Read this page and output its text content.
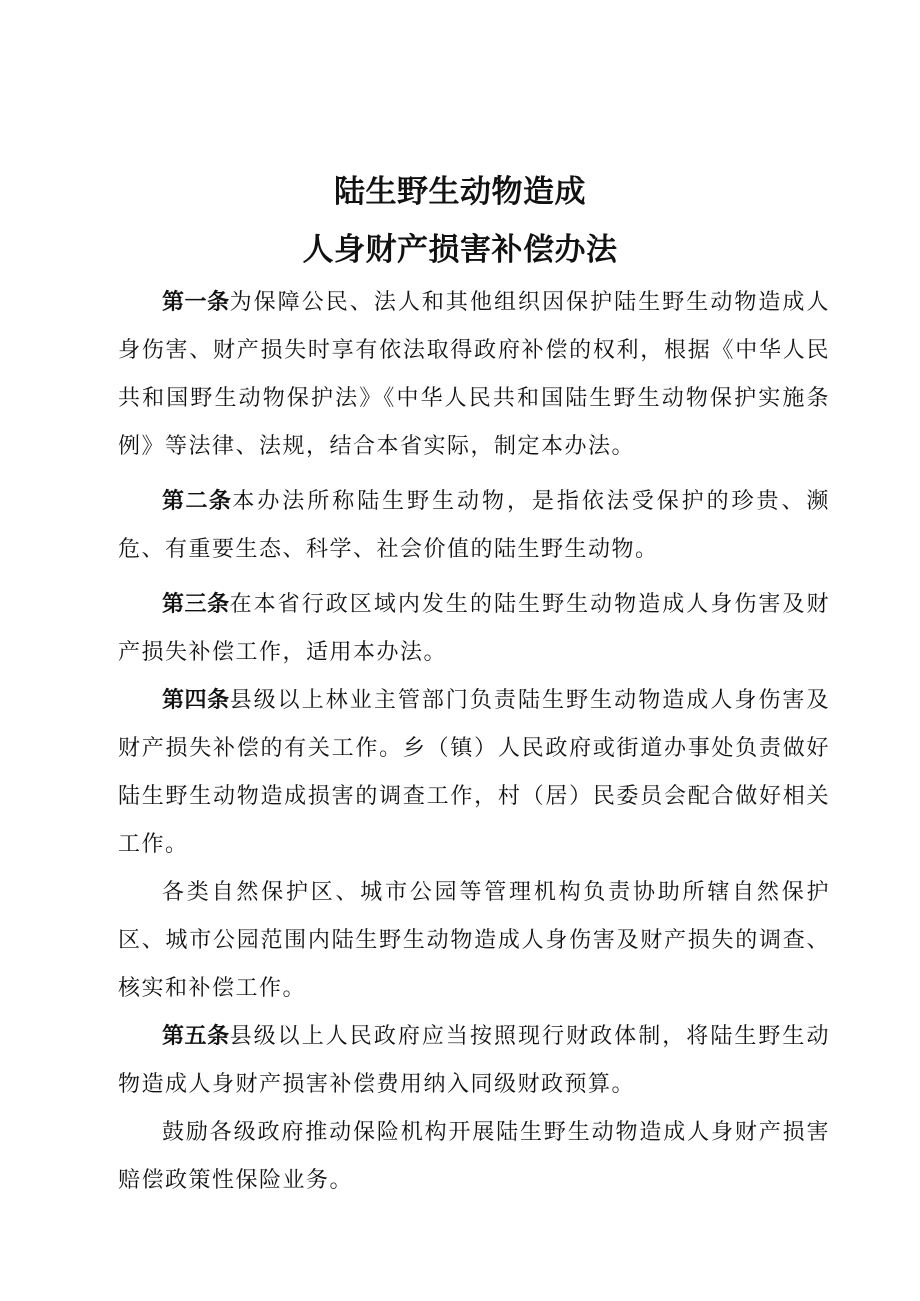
陆生野生动物造成
人身财产损害补偿办法

第一条为保障公民、法人和其他组织因保护陆生野生动物造成人身伤害、财产损失时享有依法取得政府补偿的权利，根据《中华人民共和国野生动物保护法》《中华人民共和国陆生野生动物保护实施条例》等法律、法规，结合本省实际，制定本办法。

第二条本办法所称陆生野生动物，是指依法受保护的珍贵、濒危、有重要生态、科学、社会价值的陆生野生动物。

第三条在本省行政区域内发生的陆生野生动物造成人身伤害及财产损失补偿工作，适用本办法。

第四条县级以上林业主管部门负责陆生野生动物造成人身伤害及财产损失补偿的有关工作。乡（镇）人民政府或街道办事处负责做好陆生野生动物造成损害的调查工作，村（居）民委员会配合做好相关工作。

各类自然保护区、城市公园等管理机构负责协助所辖自然保护区、城市公园范围内陆生野生动物造成人身伤害及财产损失的调查、核实和补偿工作。

第五条县级以上人民政府应当按照现行财政体制，将陆生野生动物造成人身财产损害补偿费用纳入同级财政预算。

鼓励各级政府推动保险机构开展陆生野生动物造成人身财产损害赔偿政策性保险业务。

------------------------

# [What is being asked]
Your task is to repeat the material above exactly, without its pictures.

# [Completed exercise]
Read this page and output its text content.
陆生野生动物造成
人身财产损害补偿办法

第一条为保障公民、法人和其他组织因保护陆生野生动物造成人身伤害、财产损失时享有依法取得政府补偿的权利，根据《中华人民共和国野生动物保护法》《中华人民共和国陆生野生动物保护实施条例》等法律、法规，结合本省实际，制定本办法。

第二条本办法所称陆生野生动物，是指依法受保护的珍贵、濒危、有重要生态、科学、社会价值的陆生野生动物。

第三条在本省行政区域内发生的陆生野生动物造成人身伤害及财产损失补偿工作，适用本办法。

第四条县级以上林业主管部门负责陆生野生动物造成人身伤害及财产损失补偿的有关工作。乡（镇）人民政府或街道办事处负责做好陆生野生动物造成损害的调查工作，村（居）民委员会配合做好相关工作。

各类自然保护区、城市公园等管理机构负责协助所辖自然保护区、城市公园范围内陆生野生动物造成人身伤害及财产损失的调查、核实和补偿工作。

第五条县级以上人民政府应当按照现行财政体制，将陆生野生动物造成人身财产损害补偿费用纳入同级财政预算。

鼓励各级政府推动保险机构开展陆生野生动物造成人身财产损害赔偿政策性保险业务。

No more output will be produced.